• **What the task asks**:
Isolate every line in the data with the string "Hospitalizations" and copy it.

________________

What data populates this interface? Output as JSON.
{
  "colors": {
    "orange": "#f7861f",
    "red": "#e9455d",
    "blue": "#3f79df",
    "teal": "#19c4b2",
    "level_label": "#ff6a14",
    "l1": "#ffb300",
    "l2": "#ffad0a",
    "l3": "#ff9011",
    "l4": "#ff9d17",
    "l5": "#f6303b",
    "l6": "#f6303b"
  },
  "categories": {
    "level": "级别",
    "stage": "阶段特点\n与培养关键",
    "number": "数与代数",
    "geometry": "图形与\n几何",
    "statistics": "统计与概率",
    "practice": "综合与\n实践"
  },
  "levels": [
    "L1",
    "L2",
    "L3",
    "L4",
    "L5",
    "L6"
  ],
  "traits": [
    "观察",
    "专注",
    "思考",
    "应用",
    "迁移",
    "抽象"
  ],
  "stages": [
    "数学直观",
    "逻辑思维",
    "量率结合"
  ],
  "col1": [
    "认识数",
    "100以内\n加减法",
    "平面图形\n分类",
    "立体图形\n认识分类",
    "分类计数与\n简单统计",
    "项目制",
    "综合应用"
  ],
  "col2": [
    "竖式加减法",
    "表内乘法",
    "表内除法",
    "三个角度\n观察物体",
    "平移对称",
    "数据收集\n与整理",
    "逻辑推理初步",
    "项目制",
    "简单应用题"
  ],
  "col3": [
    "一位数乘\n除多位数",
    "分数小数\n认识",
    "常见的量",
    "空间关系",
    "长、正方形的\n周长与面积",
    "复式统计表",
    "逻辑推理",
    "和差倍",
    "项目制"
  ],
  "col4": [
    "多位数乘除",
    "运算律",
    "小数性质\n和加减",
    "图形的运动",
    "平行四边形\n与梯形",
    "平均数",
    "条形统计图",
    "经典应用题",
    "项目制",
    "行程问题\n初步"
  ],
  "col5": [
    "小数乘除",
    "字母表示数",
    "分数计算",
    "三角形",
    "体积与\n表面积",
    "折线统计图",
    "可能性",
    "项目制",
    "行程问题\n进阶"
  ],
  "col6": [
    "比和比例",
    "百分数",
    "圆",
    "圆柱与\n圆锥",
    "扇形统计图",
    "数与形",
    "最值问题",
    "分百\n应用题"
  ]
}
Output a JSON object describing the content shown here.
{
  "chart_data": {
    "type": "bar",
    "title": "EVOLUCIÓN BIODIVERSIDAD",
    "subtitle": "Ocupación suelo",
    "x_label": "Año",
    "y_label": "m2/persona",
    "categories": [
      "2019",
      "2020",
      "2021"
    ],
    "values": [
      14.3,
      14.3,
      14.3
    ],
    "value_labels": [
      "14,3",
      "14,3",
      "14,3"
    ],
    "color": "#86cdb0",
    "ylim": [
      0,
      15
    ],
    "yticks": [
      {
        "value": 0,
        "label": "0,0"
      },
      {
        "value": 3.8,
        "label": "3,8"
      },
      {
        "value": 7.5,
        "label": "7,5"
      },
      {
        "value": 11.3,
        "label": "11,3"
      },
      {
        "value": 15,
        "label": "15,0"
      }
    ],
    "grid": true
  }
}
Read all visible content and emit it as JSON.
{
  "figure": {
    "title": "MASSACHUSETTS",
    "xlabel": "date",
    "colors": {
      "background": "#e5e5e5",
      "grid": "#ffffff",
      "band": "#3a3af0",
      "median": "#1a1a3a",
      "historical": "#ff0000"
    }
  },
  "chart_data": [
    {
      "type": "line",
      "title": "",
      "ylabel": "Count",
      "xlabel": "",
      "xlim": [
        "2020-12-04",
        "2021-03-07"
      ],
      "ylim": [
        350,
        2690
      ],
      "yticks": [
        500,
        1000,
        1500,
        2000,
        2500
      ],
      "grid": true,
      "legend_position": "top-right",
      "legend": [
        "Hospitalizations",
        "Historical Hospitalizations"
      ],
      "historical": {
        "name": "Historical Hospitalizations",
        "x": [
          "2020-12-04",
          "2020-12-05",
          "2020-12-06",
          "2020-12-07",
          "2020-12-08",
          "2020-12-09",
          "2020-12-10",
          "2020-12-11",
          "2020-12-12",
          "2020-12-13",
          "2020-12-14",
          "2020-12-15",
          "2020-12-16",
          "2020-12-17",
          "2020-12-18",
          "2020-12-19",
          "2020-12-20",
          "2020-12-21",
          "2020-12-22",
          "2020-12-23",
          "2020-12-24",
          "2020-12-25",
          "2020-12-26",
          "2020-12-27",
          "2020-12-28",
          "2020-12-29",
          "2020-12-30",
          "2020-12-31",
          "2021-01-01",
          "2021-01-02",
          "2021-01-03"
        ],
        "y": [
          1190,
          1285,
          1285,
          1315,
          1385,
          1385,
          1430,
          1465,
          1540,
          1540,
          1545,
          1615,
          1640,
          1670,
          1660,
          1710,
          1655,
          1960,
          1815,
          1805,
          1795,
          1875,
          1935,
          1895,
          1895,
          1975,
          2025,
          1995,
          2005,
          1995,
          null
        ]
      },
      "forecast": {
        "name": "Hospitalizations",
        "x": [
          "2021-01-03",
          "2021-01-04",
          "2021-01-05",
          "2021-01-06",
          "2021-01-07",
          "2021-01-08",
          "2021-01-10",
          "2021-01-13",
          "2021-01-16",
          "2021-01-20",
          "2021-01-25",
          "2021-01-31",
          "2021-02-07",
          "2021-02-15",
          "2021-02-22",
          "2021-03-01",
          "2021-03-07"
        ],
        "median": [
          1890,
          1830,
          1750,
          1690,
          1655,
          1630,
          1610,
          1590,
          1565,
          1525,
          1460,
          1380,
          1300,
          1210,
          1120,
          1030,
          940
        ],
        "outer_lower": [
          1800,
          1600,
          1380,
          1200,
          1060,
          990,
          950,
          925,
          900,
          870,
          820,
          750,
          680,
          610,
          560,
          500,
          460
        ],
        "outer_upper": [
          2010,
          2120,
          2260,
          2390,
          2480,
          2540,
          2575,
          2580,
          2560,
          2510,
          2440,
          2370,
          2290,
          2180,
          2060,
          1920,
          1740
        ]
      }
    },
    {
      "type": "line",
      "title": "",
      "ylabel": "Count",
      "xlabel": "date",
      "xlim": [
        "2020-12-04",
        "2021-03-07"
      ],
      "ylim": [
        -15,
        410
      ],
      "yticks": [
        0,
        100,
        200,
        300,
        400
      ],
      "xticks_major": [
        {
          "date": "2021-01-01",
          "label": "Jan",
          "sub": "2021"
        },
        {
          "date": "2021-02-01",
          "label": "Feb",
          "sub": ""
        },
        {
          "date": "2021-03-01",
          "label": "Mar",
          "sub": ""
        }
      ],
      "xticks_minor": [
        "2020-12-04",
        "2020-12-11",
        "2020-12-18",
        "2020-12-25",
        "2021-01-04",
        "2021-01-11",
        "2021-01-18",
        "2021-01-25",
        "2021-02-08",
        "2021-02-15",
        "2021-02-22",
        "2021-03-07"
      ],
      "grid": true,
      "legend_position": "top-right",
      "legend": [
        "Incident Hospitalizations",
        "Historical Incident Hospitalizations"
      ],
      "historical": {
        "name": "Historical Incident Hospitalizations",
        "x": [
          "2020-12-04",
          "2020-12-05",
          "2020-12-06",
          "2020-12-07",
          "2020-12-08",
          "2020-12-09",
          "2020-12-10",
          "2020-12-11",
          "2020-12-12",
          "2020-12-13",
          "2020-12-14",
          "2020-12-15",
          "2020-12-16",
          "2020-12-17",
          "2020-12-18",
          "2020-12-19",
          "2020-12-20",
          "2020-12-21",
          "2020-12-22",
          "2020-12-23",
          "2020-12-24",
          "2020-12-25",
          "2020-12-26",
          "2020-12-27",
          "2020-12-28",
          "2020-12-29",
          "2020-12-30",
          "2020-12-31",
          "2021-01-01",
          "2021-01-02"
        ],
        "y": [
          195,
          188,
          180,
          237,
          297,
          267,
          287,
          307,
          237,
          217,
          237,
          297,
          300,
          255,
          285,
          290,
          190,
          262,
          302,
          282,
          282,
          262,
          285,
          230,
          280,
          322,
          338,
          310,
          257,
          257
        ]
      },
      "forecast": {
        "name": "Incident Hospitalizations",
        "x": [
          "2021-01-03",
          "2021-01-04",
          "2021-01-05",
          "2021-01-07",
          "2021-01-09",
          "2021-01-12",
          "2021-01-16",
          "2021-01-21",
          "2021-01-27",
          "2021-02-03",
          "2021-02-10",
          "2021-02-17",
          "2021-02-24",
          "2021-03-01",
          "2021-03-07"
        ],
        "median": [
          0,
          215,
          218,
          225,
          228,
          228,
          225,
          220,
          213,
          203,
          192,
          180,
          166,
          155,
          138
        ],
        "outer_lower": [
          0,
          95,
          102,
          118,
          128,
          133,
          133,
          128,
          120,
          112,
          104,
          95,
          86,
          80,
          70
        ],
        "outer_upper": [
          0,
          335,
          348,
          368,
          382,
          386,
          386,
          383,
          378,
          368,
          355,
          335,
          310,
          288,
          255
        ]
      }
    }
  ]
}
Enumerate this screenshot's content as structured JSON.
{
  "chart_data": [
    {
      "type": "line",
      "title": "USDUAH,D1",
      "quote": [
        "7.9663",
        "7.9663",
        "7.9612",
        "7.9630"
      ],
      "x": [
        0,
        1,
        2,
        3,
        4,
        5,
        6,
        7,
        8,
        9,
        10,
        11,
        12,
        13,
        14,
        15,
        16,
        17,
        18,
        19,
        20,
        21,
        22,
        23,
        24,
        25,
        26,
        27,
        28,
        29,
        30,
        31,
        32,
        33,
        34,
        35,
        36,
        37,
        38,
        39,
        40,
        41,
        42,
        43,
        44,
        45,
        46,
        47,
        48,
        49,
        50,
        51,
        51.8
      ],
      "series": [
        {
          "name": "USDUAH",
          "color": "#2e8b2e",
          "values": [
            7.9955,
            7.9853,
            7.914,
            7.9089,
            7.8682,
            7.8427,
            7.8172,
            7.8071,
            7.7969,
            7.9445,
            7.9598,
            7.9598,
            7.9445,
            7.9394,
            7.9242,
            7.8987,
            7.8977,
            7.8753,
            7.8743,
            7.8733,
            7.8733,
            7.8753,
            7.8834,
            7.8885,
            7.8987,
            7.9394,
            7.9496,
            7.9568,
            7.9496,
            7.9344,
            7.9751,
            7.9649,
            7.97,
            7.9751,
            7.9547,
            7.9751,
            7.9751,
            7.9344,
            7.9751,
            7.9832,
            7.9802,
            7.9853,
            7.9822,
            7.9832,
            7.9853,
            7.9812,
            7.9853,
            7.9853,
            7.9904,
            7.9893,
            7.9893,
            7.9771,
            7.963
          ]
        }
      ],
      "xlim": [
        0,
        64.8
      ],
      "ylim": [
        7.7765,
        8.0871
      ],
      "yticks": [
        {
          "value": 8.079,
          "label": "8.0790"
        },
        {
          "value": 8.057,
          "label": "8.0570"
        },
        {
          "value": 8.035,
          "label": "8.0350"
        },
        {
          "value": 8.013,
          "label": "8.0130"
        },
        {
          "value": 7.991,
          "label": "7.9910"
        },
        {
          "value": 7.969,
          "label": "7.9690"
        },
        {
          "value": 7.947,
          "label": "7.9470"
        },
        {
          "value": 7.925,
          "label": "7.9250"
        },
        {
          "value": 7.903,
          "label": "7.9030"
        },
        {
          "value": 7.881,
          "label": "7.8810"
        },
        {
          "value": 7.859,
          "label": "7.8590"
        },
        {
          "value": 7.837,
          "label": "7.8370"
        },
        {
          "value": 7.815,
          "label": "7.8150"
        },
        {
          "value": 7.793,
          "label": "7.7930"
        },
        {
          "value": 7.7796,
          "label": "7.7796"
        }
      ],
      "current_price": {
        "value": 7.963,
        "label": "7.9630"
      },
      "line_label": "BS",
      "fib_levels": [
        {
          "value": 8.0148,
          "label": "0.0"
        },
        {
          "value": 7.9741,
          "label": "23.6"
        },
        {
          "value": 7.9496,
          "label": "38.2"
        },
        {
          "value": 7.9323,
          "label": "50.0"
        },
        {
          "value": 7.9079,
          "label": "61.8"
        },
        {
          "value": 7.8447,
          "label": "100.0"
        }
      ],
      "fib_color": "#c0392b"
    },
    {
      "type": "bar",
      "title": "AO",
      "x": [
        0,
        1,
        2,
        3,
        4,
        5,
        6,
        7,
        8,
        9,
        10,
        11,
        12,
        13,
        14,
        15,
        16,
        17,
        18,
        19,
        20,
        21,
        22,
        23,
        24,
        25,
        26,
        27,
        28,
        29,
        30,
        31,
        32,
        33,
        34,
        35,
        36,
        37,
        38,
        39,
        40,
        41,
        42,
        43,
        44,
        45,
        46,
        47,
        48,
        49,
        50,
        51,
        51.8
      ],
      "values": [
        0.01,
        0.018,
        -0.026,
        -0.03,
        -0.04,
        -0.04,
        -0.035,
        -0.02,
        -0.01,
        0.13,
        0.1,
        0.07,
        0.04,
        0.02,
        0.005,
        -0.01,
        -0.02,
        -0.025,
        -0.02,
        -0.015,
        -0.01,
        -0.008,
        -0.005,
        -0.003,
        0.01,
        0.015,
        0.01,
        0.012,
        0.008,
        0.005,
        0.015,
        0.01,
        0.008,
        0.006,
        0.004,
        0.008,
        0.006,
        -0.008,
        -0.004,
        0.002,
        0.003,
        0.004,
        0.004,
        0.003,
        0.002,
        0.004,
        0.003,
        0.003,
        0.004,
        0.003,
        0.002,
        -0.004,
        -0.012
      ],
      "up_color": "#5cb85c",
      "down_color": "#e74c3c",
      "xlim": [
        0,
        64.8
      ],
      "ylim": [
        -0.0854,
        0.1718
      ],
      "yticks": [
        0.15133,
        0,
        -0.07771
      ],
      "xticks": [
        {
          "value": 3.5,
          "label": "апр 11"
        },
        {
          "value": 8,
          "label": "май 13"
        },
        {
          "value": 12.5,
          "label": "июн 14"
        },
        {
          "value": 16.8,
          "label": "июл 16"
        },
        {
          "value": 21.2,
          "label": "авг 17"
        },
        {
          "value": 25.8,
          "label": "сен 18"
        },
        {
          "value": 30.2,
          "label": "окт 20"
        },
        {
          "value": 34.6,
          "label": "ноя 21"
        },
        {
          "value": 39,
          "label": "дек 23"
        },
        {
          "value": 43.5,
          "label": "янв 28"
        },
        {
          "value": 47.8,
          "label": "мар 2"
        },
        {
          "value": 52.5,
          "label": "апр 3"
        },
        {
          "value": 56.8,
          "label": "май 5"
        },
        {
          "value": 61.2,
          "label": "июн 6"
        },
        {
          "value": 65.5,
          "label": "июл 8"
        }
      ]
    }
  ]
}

________________

• **Exercise result**:
        "Hospitalizations",
        "Historical Hospitalizations"
        "name": "Historical Hospitalizations",
        "name": "Hospitalizations",
        "Incident Hospitalizations",
        "Historical Incident Hospitalizations"
        "name": "Historical Incident Hospitalizations",
        "name": "Incident Hospitalizations",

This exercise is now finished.